◆ Directions for this task ◆
An exact copy of every record is required.

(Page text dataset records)

== Segment start ==

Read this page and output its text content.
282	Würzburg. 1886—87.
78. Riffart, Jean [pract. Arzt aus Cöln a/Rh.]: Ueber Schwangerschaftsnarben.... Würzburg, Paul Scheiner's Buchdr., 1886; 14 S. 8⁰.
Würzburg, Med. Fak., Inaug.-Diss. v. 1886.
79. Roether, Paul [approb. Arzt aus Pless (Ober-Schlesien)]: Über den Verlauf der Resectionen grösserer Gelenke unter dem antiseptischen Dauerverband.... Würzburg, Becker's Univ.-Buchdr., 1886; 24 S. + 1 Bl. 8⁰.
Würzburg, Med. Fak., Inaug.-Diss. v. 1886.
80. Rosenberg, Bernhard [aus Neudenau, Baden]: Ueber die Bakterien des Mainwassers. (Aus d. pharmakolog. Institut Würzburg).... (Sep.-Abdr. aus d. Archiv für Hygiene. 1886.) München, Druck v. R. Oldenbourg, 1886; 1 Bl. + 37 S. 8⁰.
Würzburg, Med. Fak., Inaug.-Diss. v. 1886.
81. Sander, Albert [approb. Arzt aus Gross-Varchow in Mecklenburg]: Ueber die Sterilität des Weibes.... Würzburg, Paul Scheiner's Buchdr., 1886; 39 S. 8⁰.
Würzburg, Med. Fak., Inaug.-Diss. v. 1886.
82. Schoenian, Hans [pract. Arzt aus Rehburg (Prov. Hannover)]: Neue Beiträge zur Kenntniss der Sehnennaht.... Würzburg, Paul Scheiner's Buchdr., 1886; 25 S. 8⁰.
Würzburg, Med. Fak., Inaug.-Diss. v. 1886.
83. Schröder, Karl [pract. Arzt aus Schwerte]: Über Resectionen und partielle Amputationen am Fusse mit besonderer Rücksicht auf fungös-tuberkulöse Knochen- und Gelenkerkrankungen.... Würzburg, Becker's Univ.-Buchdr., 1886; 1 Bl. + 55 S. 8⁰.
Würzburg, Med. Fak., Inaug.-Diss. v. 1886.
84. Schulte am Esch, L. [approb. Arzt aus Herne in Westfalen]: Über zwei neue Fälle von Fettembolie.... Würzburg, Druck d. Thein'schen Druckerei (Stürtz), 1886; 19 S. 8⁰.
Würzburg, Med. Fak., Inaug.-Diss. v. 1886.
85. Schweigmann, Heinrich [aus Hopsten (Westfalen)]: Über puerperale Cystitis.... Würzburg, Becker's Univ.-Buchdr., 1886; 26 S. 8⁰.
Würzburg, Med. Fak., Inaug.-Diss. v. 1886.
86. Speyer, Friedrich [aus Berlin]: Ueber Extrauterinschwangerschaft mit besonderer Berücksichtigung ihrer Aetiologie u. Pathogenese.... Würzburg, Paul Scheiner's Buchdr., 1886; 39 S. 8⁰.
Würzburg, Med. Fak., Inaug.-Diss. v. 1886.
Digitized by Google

== Segment end ==

◆ Exercise response ◆
Read this page and output its text content.
282	Würzburg. 1886—87.
78. Riffart, Jean [pract. Arzt aus Cöln a/Rh.]: Ueber Schwangerschaftsnarben.... Würzburg, Paul Scheiner's Buchdr., 1886; 14 S. 8⁰.
Würzburg, Med. Fak., Inaug.-Diss. v. 1886.
79. Roether, Paul [approb. Arzt aus Pless (Ober-Schlesien)]: Über den Verlauf der Resectionen grösserer Gelenke unter dem antiseptischen Dauerverband.... Würzburg, Becker's Univ.-Buchdr., 1886; 24 S. + 1 Bl. 8⁰.
Würzburg, Med. Fak., Inaug.-Diss. v. 1886.
80. Rosenberg, Bernhard [aus Neudenau, Baden]: Ueber die Bakterien des Mainwassers. (Aus d. pharmakolog. Institut Würzburg).... (Sep.-Abdr. aus d. Archiv für Hygiene. 1886.) München, Druck v. R. Oldenbourg, 1886; 1 Bl. + 37 S. 8⁰.
Würzburg, Med. Fak., Inaug.-Diss. v. 1886.
81. Sander, Albert [approb. Arzt aus Gross-Varchow in Mecklenburg]: Ueber die Sterilität des Weibes.... Würzburg, Paul Scheiner's Buchdr., 1886; 39 S. 8⁰.
Würzburg, Med. Fak., Inaug.-Diss. v. 1886.
82. Schoenian, Hans [pract. Arzt aus Rehburg (Prov. Hannover)]: Neue Beiträge zur Kenntniss der Sehnennaht.... Würzburg, Paul Scheiner's Buchdr., 1886; 25 S. 8⁰.
Würzburg, Med. Fak., Inaug.-Diss. v. 1886.
83. Schröder, Karl [pract. Arzt aus Schwerte]: Über Resectionen und partielle Amputationen am Fusse mit besonderer Rücksicht auf fungös-tuberkulöse Knochen- und Gelenkerkrankungen.... Würzburg, Becker's Univ.-Buchdr., 1886; 1 Bl. + 55 S. 8⁰.
Würzburg, Med. Fak., Inaug.-Diss. v. 1886.
84. Schulte am Esch, L. [approb. Arzt aus Herne in Westfalen]: Über zwei neue Fälle von Fettembolie.... Würzburg, Druck d. Thein'schen Druckerei (Stürtz), 1886; 19 S. 8⁰.
Würzburg, Med. Fak., Inaug.-Diss. v. 1886.
85. Schweigmann, Heinrich [aus Hopsten (Westfalen)]: Über puerperale Cystitis.... Würzburg, Becker's Univ.-Buchdr., 1886; 26 S. 8⁰.
Würzburg, Med. Fak., Inaug.-Diss. v. 1886.
86. Speyer, Friedrich [aus Berlin]: Ueber Extrauterinschwangerschaft mit besonderer Berücksichtigung ihrer Aetiologie u. Pathogenese.... Würzburg, Paul Scheiner's Buchdr., 1886; 39 S. 8⁰.
Würzburg, Med. Fak., Inaug.-Diss. v. 1886.
Digitized by Google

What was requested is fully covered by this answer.